**Data records:**
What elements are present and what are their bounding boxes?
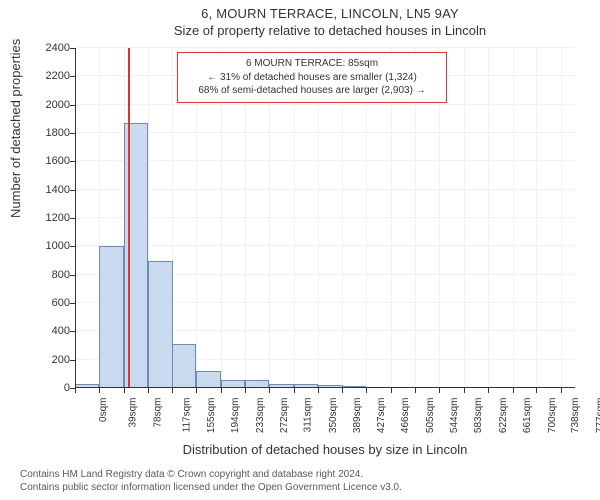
x-tick-mark bbox=[561, 388, 562, 393]
x-tick-mark bbox=[124, 388, 125, 393]
x-tick-label: 233sqm bbox=[255, 398, 266, 434]
x-tick-label: 622sqm bbox=[498, 398, 509, 434]
x-tick-mark bbox=[439, 388, 440, 393]
plot-area: 6 MOURN TERRACE: 85sqm← 31% of detached … bbox=[75, 48, 575, 388]
x-tick-label: 777sqm bbox=[595, 398, 600, 434]
y-tick-mark bbox=[70, 246, 75, 247]
footer-credits: Contains HM Land Registry data © Crown c… bbox=[20, 469, 590, 494]
x-tick-mark bbox=[221, 388, 222, 393]
histogram-bar bbox=[172, 344, 196, 388]
histogram-bar bbox=[196, 371, 220, 388]
gridline-horizontal bbox=[75, 104, 575, 105]
y-tick-label: 2400 bbox=[30, 42, 70, 54]
chart-title: 6, MOURN TERRACE, LINCOLN, LN5 9AY bbox=[60, 6, 600, 21]
x-tick-label: 505sqm bbox=[425, 398, 436, 434]
gridline-vertical bbox=[513, 48, 514, 388]
x-tick-mark bbox=[294, 388, 295, 393]
gridline-horizontal bbox=[75, 217, 575, 218]
gridline-horizontal bbox=[75, 160, 575, 161]
gridline-horizontal bbox=[75, 189, 575, 190]
x-tick-label: 272sqm bbox=[279, 398, 290, 434]
y-axis-label: Number of detached properties bbox=[8, 39, 23, 218]
x-tick-label: 389sqm bbox=[352, 398, 363, 434]
x-tick-mark bbox=[391, 388, 392, 393]
x-tick-mark bbox=[342, 388, 343, 393]
x-tick-mark bbox=[245, 388, 246, 393]
x-tick-label: 117sqm bbox=[181, 398, 192, 433]
annotation-box: 6 MOURN TERRACE: 85sqm← 31% of detached … bbox=[177, 52, 447, 103]
x-tick-label: 155sqm bbox=[206, 398, 217, 434]
y-tick-label: 600 bbox=[30, 297, 70, 309]
x-tick-label: 738sqm bbox=[570, 398, 581, 434]
gridline-vertical bbox=[536, 48, 537, 388]
x-tick-label: 78sqm bbox=[152, 398, 163, 428]
y-tick-label: 1200 bbox=[30, 212, 70, 224]
footer-line-2: Contains public sector information licen… bbox=[20, 482, 590, 495]
y-tick-label: 200 bbox=[30, 354, 70, 366]
chart-container: 6, MOURN TERRACE, LINCOLN, LN5 9AY Size … bbox=[0, 0, 600, 500]
annotation-line: 68% of semi-detached houses are larger (… bbox=[186, 84, 438, 98]
x-axis-line bbox=[75, 387, 575, 388]
y-tick-label: 1000 bbox=[30, 240, 70, 252]
annotation-line: ← 31% of detached houses are smaller (1,… bbox=[186, 71, 438, 85]
gridline-vertical bbox=[464, 48, 465, 388]
footer-line-1: Contains HM Land Registry data © Crown c… bbox=[20, 469, 590, 482]
chart-subtitle: Size of property relative to detached ho… bbox=[60, 23, 600, 38]
y-tick-mark bbox=[70, 190, 75, 191]
y-tick-mark bbox=[70, 48, 75, 49]
x-tick-label: 311sqm bbox=[303, 398, 314, 433]
y-tick-label: 0 bbox=[30, 382, 70, 394]
y-tick-mark bbox=[70, 303, 75, 304]
x-tick-mark bbox=[513, 388, 514, 393]
y-tick-label: 800 bbox=[30, 269, 70, 281]
x-tick-mark bbox=[196, 388, 197, 393]
x-tick-mark bbox=[464, 388, 465, 393]
y-tick-label: 2000 bbox=[30, 99, 70, 111]
y-tick-label: 2200 bbox=[30, 70, 70, 82]
x-tick-mark bbox=[366, 388, 367, 393]
gridline-horizontal bbox=[75, 132, 575, 133]
y-tick-mark bbox=[70, 133, 75, 134]
x-tick-label: 661sqm bbox=[522, 398, 533, 434]
y-tick-mark bbox=[70, 105, 75, 106]
y-tick-label: 1800 bbox=[30, 127, 70, 139]
gridline-horizontal bbox=[75, 245, 575, 246]
y-tick-mark bbox=[70, 161, 75, 162]
y-tick-mark bbox=[70, 360, 75, 361]
x-tick-mark bbox=[75, 388, 76, 393]
gridline-horizontal bbox=[75, 47, 575, 48]
x-tick-label: 194sqm bbox=[230, 398, 241, 434]
histogram-bar bbox=[99, 246, 123, 388]
x-tick-mark bbox=[536, 388, 537, 393]
x-tick-mark bbox=[172, 388, 173, 393]
x-tick-mark bbox=[269, 388, 270, 393]
x-tick-label: 39sqm bbox=[128, 398, 139, 428]
x-tick-label: 700sqm bbox=[547, 398, 558, 434]
y-tick-mark bbox=[70, 331, 75, 332]
y-axis-line bbox=[75, 48, 76, 388]
x-tick-mark bbox=[148, 388, 149, 393]
x-tick-label: 466sqm bbox=[400, 398, 411, 434]
y-tick-mark bbox=[70, 76, 75, 77]
y-tick-label: 1400 bbox=[30, 184, 70, 196]
x-tick-label: 0sqm bbox=[98, 398, 109, 422]
x-tick-label: 350sqm bbox=[328, 398, 339, 434]
x-axis-label: Distribution of detached houses by size … bbox=[75, 442, 575, 457]
x-tick-label: 544sqm bbox=[449, 398, 460, 434]
histogram-bar bbox=[148, 261, 172, 389]
marker-line bbox=[128, 48, 130, 388]
x-tick-label: 583sqm bbox=[473, 398, 484, 434]
x-tick-mark bbox=[318, 388, 319, 393]
x-tick-mark bbox=[488, 388, 489, 393]
annotation-line: 6 MOURN TERRACE: 85sqm bbox=[186, 57, 438, 71]
y-tick-mark bbox=[70, 275, 75, 276]
y-tick-mark bbox=[70, 218, 75, 219]
x-tick-mark bbox=[99, 388, 100, 393]
y-tick-label: 1600 bbox=[30, 155, 70, 167]
gridline-vertical bbox=[561, 48, 562, 388]
x-tick-label: 427sqm bbox=[376, 398, 387, 434]
gridline-vertical bbox=[488, 48, 489, 388]
x-tick-mark bbox=[415, 388, 416, 393]
y-tick-label: 400 bbox=[30, 325, 70, 337]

**Requirements:** Pick out every line in the listing above that contains the string "horizontal" and copy each one in full.

**Solved exercise:**
gridline-horizontal bbox=[75, 104, 575, 105]
gridline-horizontal bbox=[75, 217, 575, 218]
gridline-horizontal bbox=[75, 160, 575, 161]
gridline-horizontal bbox=[75, 189, 575, 190]
gridline-horizontal bbox=[75, 132, 575, 133]
gridline-horizontal bbox=[75, 245, 575, 246]
gridline-horizontal bbox=[75, 47, 575, 48]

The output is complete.